##### INPUT ROWS

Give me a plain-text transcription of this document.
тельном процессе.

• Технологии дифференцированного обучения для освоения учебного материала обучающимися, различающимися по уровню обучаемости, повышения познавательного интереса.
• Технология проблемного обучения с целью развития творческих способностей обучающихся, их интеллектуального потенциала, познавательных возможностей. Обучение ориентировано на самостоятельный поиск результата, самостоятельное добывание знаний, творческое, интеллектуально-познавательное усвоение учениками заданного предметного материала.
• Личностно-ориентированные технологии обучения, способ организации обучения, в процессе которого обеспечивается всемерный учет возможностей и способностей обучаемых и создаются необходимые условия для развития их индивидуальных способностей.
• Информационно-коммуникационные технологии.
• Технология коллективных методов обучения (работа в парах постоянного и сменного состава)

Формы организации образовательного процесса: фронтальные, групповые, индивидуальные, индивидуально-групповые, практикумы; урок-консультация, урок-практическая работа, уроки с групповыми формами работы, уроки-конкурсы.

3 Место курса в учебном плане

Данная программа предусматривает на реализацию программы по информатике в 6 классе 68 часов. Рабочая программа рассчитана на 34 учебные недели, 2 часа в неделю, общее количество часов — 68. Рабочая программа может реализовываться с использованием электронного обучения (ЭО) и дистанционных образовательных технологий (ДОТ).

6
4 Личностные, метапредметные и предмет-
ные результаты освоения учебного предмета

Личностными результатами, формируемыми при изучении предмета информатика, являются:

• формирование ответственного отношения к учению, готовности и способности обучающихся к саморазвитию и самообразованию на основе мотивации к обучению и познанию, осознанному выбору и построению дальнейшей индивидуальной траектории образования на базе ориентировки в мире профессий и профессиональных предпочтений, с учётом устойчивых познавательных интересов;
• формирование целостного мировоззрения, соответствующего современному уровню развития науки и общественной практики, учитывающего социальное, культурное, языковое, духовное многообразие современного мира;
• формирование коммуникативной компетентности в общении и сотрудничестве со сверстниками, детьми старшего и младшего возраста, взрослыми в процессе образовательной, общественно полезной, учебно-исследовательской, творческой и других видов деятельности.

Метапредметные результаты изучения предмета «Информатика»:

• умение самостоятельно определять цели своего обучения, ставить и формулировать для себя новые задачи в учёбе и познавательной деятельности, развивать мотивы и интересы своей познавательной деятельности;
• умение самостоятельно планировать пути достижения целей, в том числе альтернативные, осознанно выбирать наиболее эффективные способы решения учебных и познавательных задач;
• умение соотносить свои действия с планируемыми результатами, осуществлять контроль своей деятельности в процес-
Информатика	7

##########

# WHAT TO PRODUCE
For each line above that contains the word "предмета", copy that line.

# FINISHED EXERCISE
ные результаты освоения учебного предмета
Личностными результатами, формируемыми при изучении предмета информатика, являются:
Метапредметные результаты изучения предмета «Информатика»:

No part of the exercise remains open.